▸ **STATED PROBLEM**
Every line below that mentions the word "legislation" should be copied out.

--- START OF DATA RECORDS ---

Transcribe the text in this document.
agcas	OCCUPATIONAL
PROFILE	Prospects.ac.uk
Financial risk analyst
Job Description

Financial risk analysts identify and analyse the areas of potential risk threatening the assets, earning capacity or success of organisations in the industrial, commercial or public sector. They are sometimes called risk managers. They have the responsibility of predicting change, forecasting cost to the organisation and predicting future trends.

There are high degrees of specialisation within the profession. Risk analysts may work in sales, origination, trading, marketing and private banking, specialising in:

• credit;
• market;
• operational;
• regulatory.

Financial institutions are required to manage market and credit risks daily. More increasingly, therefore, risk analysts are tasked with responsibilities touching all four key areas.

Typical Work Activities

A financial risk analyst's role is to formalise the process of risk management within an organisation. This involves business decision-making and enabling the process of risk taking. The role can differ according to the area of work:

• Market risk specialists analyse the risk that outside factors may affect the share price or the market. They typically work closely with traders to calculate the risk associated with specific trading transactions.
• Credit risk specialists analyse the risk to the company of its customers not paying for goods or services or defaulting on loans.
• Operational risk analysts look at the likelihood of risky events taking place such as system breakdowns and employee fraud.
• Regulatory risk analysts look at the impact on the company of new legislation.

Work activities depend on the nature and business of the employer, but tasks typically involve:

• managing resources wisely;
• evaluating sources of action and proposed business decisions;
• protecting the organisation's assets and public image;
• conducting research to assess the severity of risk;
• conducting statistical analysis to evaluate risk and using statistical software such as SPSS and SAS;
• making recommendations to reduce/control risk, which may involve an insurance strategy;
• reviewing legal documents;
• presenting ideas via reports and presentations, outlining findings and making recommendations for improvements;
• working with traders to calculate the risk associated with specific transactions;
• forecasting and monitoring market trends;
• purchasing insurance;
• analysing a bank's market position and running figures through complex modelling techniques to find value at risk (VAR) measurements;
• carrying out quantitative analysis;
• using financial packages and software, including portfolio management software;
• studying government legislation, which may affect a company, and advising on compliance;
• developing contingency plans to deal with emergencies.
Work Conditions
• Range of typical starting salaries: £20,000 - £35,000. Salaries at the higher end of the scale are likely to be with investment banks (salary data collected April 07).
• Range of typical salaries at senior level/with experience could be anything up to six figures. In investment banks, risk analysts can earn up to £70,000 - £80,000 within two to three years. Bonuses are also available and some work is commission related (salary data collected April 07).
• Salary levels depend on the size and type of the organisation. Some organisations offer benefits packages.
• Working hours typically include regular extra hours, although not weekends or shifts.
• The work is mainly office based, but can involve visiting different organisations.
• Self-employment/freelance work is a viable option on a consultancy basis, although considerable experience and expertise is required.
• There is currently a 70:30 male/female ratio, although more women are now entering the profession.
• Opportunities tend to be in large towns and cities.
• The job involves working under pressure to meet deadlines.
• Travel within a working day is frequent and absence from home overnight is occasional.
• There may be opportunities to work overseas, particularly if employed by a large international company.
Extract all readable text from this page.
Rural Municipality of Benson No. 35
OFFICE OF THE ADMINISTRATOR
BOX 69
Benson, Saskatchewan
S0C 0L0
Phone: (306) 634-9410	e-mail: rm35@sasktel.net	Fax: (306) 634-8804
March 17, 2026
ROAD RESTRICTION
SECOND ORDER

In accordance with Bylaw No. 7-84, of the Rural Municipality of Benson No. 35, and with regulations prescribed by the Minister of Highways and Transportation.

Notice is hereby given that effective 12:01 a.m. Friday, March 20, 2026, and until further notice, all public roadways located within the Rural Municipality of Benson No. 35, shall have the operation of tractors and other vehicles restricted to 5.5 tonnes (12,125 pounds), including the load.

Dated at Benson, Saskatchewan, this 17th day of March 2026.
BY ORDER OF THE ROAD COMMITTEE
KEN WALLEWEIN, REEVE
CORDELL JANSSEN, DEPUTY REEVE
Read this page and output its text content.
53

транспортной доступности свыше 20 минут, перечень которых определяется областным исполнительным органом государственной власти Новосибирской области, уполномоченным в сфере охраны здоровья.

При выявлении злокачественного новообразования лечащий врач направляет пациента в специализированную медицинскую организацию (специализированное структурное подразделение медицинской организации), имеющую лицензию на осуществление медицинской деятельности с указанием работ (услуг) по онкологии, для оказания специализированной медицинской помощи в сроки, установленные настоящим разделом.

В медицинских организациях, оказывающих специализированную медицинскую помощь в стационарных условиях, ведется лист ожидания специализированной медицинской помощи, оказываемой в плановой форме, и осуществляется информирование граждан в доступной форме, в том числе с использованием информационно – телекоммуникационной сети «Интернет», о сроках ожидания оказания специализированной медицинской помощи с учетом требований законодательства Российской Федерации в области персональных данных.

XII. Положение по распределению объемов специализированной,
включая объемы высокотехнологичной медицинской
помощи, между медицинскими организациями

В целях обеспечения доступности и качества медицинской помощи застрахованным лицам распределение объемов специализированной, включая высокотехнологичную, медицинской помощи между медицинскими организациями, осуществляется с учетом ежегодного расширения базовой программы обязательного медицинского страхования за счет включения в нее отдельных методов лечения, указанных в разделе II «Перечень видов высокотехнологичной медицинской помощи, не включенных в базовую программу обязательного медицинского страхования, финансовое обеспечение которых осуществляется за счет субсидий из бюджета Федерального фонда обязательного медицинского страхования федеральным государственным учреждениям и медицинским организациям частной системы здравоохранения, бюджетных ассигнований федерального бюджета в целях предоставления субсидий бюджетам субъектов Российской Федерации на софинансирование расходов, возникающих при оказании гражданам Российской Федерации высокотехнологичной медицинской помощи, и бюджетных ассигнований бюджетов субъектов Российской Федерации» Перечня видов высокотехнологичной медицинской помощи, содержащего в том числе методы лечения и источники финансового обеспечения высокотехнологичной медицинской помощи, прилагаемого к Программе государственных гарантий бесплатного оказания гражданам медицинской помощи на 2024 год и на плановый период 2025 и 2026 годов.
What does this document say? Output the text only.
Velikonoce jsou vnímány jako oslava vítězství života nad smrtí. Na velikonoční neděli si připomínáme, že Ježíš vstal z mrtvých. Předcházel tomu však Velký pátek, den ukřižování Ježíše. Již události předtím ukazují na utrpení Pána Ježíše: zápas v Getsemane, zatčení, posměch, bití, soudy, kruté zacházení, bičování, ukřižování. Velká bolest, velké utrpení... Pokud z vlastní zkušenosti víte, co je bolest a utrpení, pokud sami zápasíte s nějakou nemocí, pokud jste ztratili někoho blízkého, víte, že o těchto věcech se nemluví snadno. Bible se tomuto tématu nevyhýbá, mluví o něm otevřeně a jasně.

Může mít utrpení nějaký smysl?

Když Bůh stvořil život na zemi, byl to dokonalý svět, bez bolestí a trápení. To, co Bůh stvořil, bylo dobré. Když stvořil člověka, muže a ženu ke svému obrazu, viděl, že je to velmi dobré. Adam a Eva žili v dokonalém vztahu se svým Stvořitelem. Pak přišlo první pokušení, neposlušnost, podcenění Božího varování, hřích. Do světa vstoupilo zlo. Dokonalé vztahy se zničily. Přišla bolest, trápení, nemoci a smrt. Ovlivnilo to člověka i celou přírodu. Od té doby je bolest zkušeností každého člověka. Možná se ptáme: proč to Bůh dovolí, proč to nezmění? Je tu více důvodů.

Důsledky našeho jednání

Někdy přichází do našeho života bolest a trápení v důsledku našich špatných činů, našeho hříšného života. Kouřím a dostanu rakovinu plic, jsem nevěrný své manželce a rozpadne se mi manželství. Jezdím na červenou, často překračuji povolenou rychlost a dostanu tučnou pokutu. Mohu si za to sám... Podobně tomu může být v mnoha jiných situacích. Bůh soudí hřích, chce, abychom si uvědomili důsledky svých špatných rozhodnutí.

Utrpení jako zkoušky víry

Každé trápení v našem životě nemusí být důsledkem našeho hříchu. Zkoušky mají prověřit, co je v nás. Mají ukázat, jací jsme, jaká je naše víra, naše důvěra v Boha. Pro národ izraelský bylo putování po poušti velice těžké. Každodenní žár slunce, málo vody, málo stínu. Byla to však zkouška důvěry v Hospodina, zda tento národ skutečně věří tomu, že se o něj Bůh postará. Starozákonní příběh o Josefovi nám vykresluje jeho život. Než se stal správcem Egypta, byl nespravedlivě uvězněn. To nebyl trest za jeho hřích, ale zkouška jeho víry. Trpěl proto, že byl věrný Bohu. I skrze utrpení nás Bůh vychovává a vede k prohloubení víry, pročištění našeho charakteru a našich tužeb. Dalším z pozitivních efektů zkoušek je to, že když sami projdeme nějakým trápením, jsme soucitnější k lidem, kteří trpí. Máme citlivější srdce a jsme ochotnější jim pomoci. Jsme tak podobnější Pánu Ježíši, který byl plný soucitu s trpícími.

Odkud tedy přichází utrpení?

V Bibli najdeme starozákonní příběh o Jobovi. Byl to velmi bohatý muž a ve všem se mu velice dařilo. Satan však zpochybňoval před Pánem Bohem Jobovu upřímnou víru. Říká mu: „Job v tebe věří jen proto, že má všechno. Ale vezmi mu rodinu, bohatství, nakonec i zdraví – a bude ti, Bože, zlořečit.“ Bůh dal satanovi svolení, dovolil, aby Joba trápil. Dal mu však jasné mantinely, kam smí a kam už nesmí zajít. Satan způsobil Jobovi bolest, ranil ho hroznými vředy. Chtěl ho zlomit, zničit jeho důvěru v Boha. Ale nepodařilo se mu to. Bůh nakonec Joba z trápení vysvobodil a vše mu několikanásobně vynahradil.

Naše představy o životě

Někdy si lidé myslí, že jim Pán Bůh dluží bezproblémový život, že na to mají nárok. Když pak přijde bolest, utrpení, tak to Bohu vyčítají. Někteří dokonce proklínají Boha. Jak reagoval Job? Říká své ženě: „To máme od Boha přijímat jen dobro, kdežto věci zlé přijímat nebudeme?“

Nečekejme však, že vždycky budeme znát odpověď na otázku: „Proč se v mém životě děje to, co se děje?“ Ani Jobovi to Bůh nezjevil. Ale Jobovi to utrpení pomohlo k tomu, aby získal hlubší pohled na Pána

--- END OF DATA RECORDS ---

▸ **OUTPUT FOR THIS TASK**
• Regulatory risk analysts look at the impact on the company of new legislation.
• studying government legislation, which may affect a company, and advising on compliance;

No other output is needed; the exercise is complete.